Exercise text |
The FBI is launching federal civil rights investigations into the Harris County Jail in Houston following the deaths of dozens of inmates there in the past few years.

"These investigations will be fair, thorough, and impartial, and will proceed independently of any state investigations involving incidents at the jail," the FBI Houston tweeted in a statement on Monday. "To preserve the integrity and capabilities of the investigations, no details of the ongoing process will be publicly shared."

The move from the FBI comes after weeks of public calls for an explanation into why dozens of inmates have died while being held at the jail. At least 21 inmates died while in custody at the Texas jail in 2021, according to county records. Another 28 inmates died last year, and another four have died in the first couple months of 2023, according to attorneys Ben Crump and Paul Grinke, who are representing some of the victims' family members.

The FBI said it will be investigating the death of two inmates: Jaquaree Simmons, who died in February 2021, and Jacoby Pillow, who died in January 2023.

"I look forward to learning the FBI's findings, because we must all know the full truth if we are to improve our operation and make the jail as safe as possible for everyone entrusted into our care," Harris County Sheriff Ed Gonzalez said in a statement.

Jail staff committed "multiple policy violations" in the events that led to Simmons' death, according to an internal investigation from the Harris County Sheriff's Office, which resulted in the firing of 11 employees, and suspension of six others, according to the statement. A detention officer was charged with manslaughter.

Data excerpts |
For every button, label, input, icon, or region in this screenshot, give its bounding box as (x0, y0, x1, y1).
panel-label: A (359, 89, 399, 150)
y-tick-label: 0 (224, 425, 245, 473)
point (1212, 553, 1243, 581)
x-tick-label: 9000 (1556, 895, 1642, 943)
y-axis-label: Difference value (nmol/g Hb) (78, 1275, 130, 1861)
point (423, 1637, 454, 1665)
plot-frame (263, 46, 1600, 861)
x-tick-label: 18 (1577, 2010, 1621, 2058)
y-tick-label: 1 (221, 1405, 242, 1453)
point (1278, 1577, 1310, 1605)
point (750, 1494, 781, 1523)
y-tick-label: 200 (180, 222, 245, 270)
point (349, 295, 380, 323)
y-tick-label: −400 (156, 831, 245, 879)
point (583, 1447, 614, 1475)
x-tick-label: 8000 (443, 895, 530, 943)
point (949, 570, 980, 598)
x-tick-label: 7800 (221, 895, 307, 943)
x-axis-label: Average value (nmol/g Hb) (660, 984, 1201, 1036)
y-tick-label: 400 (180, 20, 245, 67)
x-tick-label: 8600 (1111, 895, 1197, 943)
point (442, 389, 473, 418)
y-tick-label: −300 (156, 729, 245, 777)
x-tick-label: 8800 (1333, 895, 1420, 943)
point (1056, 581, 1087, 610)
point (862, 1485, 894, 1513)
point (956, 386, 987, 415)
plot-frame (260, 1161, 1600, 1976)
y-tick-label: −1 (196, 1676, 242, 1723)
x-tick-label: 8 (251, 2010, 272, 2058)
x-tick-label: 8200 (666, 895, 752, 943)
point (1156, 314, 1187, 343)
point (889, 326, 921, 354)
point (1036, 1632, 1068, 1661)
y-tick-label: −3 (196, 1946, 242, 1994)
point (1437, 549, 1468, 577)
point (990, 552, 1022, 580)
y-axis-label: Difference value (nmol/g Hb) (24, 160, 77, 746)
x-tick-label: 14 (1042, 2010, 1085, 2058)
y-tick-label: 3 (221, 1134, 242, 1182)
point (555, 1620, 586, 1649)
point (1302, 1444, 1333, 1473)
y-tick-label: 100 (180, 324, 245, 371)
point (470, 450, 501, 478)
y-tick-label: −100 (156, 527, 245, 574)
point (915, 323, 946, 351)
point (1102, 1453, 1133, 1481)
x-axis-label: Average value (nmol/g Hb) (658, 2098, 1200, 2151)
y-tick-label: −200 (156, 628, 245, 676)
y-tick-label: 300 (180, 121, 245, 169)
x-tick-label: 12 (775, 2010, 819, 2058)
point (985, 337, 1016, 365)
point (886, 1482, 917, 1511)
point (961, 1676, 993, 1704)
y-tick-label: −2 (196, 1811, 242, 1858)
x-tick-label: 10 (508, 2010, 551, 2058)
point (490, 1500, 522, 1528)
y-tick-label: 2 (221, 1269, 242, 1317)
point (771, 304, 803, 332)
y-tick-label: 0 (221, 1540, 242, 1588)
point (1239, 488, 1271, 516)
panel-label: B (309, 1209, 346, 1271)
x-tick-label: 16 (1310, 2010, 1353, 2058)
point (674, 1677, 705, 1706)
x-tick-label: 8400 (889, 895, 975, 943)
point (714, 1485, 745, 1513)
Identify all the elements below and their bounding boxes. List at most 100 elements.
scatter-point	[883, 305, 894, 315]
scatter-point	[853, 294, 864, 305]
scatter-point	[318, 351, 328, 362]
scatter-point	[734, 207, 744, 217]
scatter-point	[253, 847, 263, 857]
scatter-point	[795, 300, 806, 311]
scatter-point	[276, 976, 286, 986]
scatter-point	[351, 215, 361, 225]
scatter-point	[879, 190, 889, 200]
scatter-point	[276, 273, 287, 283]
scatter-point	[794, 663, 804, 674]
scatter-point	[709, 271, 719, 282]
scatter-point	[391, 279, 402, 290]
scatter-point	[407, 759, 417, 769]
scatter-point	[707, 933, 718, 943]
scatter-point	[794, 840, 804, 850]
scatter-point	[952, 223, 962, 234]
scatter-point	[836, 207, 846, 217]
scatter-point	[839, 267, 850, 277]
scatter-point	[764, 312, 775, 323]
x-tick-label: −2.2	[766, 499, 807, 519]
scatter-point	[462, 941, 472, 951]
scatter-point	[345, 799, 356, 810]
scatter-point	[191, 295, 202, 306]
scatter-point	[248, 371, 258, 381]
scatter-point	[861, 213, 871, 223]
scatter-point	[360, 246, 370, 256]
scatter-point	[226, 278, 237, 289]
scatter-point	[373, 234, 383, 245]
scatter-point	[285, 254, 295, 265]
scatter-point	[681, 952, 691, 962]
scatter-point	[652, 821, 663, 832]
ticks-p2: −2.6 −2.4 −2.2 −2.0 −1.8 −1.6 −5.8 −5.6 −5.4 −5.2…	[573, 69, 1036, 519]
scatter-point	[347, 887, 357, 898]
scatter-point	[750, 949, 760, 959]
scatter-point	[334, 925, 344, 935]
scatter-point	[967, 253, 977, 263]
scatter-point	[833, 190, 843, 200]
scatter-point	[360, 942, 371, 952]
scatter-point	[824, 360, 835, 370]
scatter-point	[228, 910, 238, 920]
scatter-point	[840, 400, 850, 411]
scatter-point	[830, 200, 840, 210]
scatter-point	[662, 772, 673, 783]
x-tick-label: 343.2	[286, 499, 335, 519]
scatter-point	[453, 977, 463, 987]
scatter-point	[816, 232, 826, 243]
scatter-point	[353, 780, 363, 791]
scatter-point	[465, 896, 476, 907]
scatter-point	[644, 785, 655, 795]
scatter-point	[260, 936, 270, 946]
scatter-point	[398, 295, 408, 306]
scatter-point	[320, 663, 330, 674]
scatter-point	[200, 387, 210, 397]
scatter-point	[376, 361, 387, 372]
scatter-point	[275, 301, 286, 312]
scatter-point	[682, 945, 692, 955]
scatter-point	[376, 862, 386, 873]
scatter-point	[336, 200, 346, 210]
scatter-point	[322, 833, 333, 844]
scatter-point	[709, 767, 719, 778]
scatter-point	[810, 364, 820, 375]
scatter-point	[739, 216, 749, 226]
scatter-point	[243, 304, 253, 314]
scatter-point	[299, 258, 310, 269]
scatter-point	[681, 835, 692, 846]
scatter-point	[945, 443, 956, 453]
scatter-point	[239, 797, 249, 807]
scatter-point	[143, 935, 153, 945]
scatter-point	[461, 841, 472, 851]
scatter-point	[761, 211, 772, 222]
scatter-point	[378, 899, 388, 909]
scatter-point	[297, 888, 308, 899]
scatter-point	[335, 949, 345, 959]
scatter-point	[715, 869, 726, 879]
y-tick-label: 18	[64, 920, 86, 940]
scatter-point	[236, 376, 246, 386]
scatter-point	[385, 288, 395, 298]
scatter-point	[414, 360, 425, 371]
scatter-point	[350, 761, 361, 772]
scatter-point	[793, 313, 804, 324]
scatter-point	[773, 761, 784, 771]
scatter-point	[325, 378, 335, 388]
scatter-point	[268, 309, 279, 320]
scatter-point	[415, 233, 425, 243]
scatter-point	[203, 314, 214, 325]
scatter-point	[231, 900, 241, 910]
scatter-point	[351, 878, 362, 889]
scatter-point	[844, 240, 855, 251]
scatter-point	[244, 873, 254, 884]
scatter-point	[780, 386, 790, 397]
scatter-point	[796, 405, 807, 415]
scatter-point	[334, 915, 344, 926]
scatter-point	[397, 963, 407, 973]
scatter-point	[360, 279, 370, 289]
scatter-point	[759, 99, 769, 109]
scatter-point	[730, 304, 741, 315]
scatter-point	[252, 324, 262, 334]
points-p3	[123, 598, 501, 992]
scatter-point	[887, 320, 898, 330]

Actions to take |
A) From the Harris County Jail article, write out the stretch from "The FBI said" through "in a statement.".
B) Does the Harris County Jail article agree with each statement? Answer yes or no, and quote the deciding words of the article.
(i) The FBI said it will investigate the deaths of two inmates.
(ii) The FBI said it will publicly share details of the ongoing process.
(iii) County records show at least 30 inmates died in custody at the jail in 2021.
C) Answer these questions using the Harris County Jail article:
(i) Who is the Harris County Sheriff?
(ii) When did Jacoby Pillow die?
(iii) How many employees were fired as a result of the internal investigation into Simmons' death?
The records have no connection to the text.

Results of the tasks |
A)
The FBI said it will be investigating the death of two inmates: Jaquaree Simmons, who died in February 2021, and Jacoby Pillow, who died in January 2023.

"I look forward to learning the FBI's findings, because we must all know the full truth if we are to improve our operation and make the jail as safe as possible for everyone entrusted into our care," Harris County Sheriff Ed Gonzalez said in a statement.

B)
(i) Yes: "The FBI said it will be investigating the death of two inmates"
(ii) No: "no details of the ongoing process will be publicly shared."
(iii) No: "At least 21 inmates died while in custody at the Texas jail in 2021, according to county records."

C)
(i) Ed Gonzalez
(ii) January 2023
(iii) 11